[Required work]: Give only the number of lines in the records that include the string "Output".
START Stored records
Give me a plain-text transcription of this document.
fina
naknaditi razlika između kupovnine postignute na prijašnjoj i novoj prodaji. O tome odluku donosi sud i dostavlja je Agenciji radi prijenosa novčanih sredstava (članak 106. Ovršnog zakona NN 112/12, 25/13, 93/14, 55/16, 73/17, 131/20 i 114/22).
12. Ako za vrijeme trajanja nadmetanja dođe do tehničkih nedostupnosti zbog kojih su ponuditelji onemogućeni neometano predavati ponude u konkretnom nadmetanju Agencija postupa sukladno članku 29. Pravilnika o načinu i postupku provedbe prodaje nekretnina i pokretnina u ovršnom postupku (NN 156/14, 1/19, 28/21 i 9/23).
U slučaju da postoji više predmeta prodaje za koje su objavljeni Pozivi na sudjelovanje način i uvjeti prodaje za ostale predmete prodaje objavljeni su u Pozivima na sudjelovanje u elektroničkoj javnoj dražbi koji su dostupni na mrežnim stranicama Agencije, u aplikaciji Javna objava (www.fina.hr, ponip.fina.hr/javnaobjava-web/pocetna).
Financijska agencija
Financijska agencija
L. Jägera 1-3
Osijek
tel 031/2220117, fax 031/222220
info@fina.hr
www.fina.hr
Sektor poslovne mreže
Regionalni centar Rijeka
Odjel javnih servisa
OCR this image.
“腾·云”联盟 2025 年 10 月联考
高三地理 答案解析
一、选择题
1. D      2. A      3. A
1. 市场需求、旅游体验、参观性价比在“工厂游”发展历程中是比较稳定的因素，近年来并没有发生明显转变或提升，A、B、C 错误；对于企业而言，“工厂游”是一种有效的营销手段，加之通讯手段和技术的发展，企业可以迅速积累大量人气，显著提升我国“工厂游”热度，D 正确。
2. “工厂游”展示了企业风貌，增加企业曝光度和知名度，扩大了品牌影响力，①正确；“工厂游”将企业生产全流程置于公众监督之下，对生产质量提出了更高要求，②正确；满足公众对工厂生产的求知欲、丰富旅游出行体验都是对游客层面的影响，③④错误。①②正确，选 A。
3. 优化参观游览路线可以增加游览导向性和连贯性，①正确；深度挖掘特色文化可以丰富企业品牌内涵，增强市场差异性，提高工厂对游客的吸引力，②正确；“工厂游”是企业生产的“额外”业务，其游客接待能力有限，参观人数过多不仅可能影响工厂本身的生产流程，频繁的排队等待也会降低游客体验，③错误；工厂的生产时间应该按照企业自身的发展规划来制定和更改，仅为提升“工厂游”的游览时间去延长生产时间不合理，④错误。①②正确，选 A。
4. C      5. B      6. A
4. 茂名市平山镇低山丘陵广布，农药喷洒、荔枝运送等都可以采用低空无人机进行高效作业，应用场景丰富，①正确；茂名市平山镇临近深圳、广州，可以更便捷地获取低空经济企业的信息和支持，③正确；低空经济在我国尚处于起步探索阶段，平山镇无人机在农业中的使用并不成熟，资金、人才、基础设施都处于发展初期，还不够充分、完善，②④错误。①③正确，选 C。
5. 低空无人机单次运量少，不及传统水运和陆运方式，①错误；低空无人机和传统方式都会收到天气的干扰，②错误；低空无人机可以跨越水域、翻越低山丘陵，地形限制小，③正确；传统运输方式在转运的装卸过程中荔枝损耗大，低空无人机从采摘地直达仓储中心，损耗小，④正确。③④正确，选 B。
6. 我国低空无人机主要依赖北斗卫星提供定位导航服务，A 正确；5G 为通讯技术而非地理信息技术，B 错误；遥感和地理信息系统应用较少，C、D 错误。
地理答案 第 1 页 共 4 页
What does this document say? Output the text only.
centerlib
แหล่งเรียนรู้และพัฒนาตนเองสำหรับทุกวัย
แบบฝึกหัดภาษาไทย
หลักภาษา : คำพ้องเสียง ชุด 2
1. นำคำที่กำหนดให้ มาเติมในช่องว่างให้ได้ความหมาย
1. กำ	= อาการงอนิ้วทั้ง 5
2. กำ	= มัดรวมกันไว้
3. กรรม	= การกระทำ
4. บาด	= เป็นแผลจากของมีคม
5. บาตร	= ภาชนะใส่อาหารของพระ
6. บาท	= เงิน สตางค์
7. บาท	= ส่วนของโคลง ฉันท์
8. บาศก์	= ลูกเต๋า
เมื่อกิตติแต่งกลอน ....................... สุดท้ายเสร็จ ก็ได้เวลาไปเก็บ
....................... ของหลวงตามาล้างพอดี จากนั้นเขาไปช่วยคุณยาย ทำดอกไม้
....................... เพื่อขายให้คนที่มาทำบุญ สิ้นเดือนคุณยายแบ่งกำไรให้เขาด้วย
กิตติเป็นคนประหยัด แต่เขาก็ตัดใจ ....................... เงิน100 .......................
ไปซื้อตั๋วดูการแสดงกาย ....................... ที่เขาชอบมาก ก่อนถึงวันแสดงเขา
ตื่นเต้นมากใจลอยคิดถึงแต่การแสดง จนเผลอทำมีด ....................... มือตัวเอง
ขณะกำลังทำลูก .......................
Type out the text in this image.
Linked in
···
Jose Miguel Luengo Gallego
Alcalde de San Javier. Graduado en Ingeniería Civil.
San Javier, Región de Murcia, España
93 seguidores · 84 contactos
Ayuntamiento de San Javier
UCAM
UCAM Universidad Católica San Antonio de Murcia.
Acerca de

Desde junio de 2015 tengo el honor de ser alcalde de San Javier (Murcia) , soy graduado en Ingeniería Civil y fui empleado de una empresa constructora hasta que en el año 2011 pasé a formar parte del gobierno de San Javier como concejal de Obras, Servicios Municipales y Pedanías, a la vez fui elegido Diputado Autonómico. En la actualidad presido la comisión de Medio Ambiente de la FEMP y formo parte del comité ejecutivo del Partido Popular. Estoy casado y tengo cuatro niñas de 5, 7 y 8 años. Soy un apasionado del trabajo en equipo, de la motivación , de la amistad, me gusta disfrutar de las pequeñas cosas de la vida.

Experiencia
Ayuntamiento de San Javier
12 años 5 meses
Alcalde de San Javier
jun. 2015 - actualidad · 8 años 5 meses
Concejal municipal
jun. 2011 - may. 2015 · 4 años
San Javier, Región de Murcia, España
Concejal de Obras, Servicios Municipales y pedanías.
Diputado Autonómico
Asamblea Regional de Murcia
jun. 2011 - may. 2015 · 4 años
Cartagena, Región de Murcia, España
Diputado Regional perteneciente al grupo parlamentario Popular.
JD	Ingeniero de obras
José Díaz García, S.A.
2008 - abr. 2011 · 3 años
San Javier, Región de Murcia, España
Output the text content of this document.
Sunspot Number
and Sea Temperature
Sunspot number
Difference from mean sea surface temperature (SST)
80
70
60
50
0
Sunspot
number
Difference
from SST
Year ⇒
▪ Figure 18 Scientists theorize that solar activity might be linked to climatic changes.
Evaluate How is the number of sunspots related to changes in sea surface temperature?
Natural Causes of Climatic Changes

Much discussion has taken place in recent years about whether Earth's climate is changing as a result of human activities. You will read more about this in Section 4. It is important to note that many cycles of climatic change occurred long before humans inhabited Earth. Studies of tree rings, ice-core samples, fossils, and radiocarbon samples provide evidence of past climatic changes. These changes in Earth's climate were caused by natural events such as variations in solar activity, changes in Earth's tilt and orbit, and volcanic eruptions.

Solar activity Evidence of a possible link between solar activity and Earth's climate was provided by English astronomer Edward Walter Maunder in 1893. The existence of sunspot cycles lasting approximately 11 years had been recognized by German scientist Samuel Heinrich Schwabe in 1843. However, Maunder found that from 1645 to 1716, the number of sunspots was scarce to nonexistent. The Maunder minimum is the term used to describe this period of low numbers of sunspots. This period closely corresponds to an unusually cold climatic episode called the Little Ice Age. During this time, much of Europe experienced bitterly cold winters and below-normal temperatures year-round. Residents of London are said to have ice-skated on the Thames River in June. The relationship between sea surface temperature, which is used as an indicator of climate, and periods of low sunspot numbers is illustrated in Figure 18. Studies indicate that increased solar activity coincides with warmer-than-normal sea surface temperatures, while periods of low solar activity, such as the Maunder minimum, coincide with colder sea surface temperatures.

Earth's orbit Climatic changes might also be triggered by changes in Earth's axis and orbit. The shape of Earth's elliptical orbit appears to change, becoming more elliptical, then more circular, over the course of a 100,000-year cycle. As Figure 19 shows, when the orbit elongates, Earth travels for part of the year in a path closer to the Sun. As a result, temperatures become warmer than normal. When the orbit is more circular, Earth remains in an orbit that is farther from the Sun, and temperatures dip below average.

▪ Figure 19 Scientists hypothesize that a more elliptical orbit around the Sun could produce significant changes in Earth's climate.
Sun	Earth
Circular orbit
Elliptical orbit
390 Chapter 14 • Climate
END Stored records
[Exercise result]: 2